══ MATERIAL TO PROCESS ══

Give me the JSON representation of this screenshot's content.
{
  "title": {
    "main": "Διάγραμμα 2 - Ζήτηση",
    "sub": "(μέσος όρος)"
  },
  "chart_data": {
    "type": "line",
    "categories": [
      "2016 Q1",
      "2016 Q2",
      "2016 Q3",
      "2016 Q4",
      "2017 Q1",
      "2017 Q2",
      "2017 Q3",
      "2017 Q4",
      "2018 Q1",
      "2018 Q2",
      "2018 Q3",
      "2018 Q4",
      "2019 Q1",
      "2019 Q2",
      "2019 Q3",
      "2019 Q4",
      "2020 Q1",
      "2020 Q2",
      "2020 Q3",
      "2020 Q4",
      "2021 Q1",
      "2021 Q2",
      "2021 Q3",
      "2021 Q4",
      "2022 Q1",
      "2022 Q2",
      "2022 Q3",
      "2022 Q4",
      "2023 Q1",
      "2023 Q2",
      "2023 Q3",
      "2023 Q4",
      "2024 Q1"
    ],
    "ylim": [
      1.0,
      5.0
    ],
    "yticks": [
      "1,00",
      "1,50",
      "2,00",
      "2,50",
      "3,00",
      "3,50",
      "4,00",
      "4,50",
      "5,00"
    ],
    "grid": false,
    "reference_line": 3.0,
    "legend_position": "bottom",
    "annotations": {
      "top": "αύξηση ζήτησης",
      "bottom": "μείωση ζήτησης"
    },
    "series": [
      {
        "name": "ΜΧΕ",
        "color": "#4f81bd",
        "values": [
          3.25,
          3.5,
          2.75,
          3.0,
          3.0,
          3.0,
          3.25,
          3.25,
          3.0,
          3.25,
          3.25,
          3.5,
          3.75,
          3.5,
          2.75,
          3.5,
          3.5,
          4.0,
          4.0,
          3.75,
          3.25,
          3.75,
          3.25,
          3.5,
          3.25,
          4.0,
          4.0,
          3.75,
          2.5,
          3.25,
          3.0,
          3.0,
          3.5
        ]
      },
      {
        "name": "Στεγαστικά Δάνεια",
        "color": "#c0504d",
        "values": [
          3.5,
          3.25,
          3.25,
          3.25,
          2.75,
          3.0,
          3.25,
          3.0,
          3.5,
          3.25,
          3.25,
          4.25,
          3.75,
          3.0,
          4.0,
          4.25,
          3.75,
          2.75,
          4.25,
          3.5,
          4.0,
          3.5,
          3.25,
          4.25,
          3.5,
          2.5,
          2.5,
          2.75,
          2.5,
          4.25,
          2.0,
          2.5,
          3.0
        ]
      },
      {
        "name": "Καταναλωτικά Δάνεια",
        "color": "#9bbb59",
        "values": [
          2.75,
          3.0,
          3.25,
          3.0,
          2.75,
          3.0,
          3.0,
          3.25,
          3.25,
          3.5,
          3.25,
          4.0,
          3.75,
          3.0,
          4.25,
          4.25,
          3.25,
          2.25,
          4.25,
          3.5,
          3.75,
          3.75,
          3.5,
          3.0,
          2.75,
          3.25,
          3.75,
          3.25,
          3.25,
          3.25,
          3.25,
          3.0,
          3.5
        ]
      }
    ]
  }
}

═══

PROBLEM REQUIREMENTS:
How many lines of these entries hold the string "bottom"? Answer with the number alone.

THE ANSWER:
2